*Aim:*
Locate all lines with the word "Nacional" and copy them out.

....

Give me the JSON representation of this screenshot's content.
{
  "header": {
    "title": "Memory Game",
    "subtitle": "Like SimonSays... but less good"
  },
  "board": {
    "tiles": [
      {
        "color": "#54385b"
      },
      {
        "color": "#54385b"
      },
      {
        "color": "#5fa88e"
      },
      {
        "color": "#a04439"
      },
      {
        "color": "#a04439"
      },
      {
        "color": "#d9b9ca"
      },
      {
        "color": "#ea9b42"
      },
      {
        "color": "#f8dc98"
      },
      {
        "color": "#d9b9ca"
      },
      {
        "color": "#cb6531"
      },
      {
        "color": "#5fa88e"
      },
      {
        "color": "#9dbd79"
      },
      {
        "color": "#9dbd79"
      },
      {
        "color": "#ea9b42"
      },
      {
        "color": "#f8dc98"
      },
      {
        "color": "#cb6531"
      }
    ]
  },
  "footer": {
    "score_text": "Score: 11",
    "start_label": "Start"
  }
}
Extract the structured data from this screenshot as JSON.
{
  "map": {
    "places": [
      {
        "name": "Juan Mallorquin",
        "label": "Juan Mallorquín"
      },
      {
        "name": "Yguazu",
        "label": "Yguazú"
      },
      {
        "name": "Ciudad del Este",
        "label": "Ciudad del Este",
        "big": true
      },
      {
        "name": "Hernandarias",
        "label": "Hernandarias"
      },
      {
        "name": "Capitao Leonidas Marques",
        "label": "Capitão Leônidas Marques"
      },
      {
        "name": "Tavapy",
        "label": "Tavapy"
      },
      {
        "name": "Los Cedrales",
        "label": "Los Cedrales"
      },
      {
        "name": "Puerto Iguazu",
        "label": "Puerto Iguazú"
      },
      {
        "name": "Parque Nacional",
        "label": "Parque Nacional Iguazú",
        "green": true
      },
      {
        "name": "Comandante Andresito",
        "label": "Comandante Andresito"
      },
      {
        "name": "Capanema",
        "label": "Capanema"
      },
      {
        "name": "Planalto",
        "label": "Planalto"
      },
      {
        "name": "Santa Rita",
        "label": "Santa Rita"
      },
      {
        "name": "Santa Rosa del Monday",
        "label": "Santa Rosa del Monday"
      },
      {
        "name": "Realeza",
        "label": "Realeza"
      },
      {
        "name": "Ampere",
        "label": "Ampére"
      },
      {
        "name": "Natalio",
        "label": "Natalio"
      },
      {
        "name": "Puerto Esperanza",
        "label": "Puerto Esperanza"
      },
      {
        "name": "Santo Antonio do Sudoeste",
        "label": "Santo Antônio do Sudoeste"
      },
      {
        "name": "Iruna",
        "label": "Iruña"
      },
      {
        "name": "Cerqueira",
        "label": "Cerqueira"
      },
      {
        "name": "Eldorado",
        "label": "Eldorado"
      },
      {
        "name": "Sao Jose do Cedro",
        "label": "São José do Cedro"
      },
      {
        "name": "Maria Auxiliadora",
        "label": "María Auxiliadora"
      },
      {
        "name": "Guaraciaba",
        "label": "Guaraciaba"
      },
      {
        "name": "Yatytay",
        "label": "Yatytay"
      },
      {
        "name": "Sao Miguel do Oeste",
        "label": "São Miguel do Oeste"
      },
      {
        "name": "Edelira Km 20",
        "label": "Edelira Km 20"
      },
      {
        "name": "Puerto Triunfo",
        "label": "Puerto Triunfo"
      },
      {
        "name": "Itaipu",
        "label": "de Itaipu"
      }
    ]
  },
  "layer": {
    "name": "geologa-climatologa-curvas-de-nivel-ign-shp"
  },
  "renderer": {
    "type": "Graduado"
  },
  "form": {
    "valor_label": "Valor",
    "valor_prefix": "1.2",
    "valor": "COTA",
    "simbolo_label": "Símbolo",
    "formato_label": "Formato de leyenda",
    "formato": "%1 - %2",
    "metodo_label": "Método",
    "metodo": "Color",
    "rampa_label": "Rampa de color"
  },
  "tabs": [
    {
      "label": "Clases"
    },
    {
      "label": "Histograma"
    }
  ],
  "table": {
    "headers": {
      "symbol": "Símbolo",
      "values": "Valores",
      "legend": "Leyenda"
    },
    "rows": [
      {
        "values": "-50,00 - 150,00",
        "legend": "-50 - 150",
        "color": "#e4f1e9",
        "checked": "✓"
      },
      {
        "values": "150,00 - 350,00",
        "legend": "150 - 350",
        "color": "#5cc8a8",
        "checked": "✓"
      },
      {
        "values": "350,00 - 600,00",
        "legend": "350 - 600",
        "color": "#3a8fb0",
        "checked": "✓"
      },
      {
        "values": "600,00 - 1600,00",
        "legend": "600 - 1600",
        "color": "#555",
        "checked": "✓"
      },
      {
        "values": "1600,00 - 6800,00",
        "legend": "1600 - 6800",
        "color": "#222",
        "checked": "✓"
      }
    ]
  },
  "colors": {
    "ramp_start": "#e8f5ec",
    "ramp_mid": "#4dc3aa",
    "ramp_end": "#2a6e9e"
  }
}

....

*Answer to the problem:*
        "name": "Parque Nacional",
        "label": "Parque Nacional Iguazú",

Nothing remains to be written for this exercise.